- Entries from a dataset
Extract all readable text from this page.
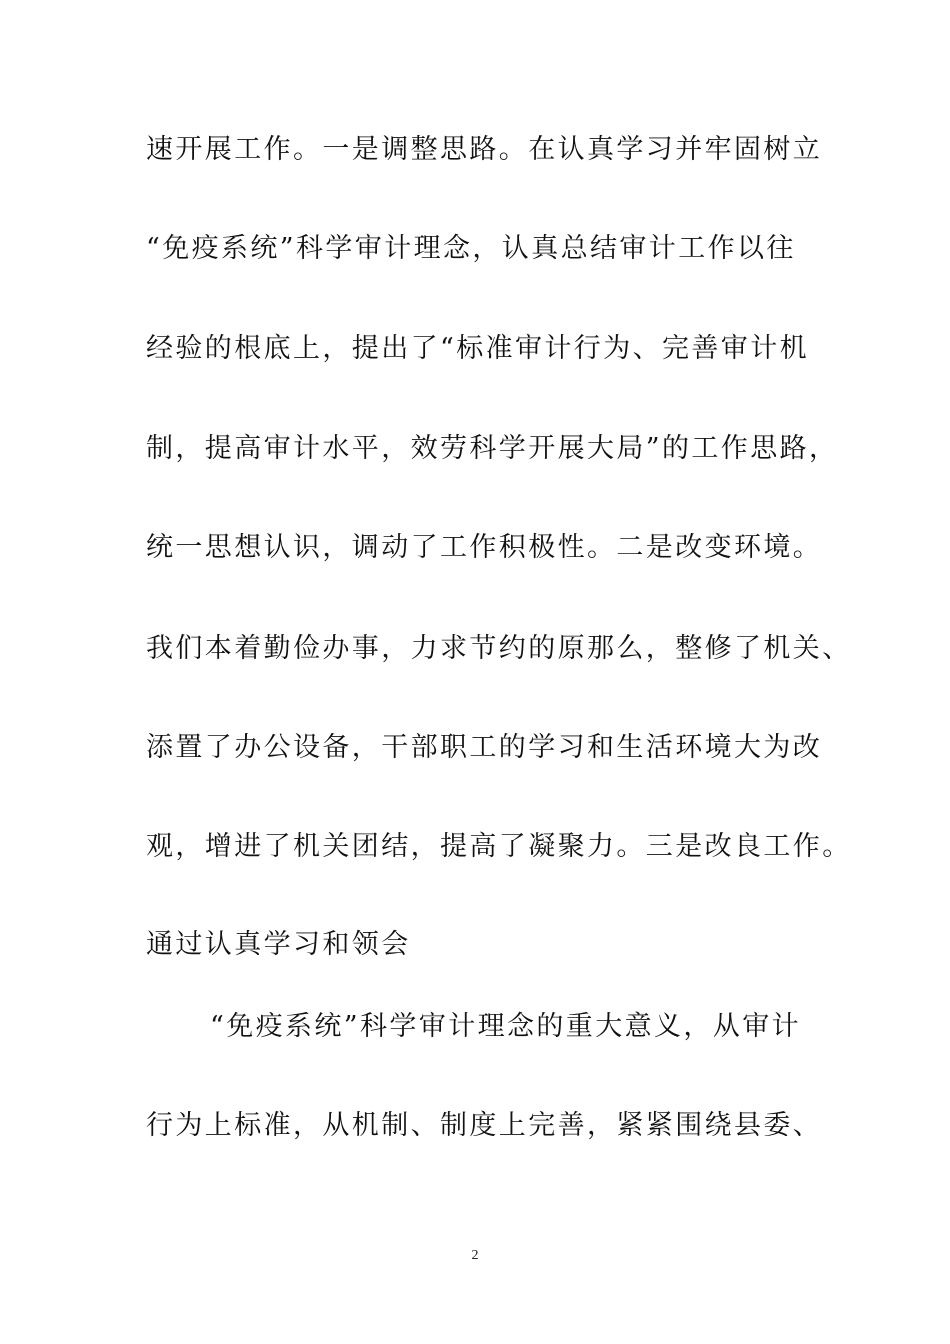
速开展工作。一是调整思路。在认真学习并牢固树立

“免疫系统”科学审计理念，认真总结审计工作以往

经验的根底上，提出了“标准审计行为、完善审计机

制，提高审计水平，效劳科学开展大局”的工作思路，

统一思想认识，调动了工作积极性。二是改变环境。

我们本着勤俭办事，力求节约的原那么，整修了机关、

添置了办公设备，干部职工的学习和生活环境大为改

观，增进了机关团结，提高了凝聚力。三是改良工作。

通过认真学习和领会

“免疫系统”科学审计理念的重大意义，从审计

行为上标准，从机制、制度上完善，紧紧围绕县委、

2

- WORK TO BE COMPLETED
Repeat the data exactly in full, omitting its pictures.

- RESULT OF THE EXERCISE
Extract all readable text from this page.
速开展工作。一是调整思路。在认真学习并牢固树立

“免疫系统”科学审计理念，认真总结审计工作以往

经验的根底上，提出了“标准审计行为、完善审计机

制，提高审计水平，效劳科学开展大局”的工作思路，

统一思想认识，调动了工作积极性。二是改变环境。

我们本着勤俭办事，力求节约的原那么，整修了机关、

添置了办公设备，干部职工的学习和生活环境大为改

观，增进了机关团结，提高了凝聚力。三是改良工作。

通过认真学习和领会

“免疫系统”科学审计理念的重大意义，从审计

行为上标准，从机制、制度上完善，紧紧围绕县委、

2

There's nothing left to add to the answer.